Dataset items:

• • • • • • •

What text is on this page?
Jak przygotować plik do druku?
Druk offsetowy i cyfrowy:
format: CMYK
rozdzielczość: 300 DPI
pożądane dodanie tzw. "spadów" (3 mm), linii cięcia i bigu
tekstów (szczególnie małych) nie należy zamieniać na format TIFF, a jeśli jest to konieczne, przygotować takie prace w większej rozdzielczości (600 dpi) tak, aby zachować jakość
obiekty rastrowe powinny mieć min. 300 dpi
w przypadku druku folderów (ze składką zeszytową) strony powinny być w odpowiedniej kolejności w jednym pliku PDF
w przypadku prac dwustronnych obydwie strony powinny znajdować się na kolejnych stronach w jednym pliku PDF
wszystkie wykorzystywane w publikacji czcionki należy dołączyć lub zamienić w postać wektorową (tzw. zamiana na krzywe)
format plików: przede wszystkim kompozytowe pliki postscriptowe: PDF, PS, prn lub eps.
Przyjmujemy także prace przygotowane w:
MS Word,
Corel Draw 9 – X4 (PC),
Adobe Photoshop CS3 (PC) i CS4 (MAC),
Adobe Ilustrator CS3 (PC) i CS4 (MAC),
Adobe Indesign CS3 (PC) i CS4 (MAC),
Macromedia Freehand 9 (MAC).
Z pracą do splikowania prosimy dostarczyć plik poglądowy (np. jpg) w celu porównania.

• • • • • • •

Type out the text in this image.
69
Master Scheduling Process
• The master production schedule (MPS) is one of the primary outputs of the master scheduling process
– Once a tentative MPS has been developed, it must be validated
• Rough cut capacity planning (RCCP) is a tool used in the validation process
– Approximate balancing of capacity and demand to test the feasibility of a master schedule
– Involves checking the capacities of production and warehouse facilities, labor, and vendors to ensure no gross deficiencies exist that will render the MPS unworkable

• • • • • • •

The task:
Go through the listing above and list every line that has the word "przypadku".

Exercise output:
w przypadku druku folderów (ze składką zeszytową) strony powinny być w odpowiedniej kolejności w jednym pliku PDF
w przypadku prac dwustronnych obydwie strony powinny znajdować się na kolejnych stronach w jednym pliku PDF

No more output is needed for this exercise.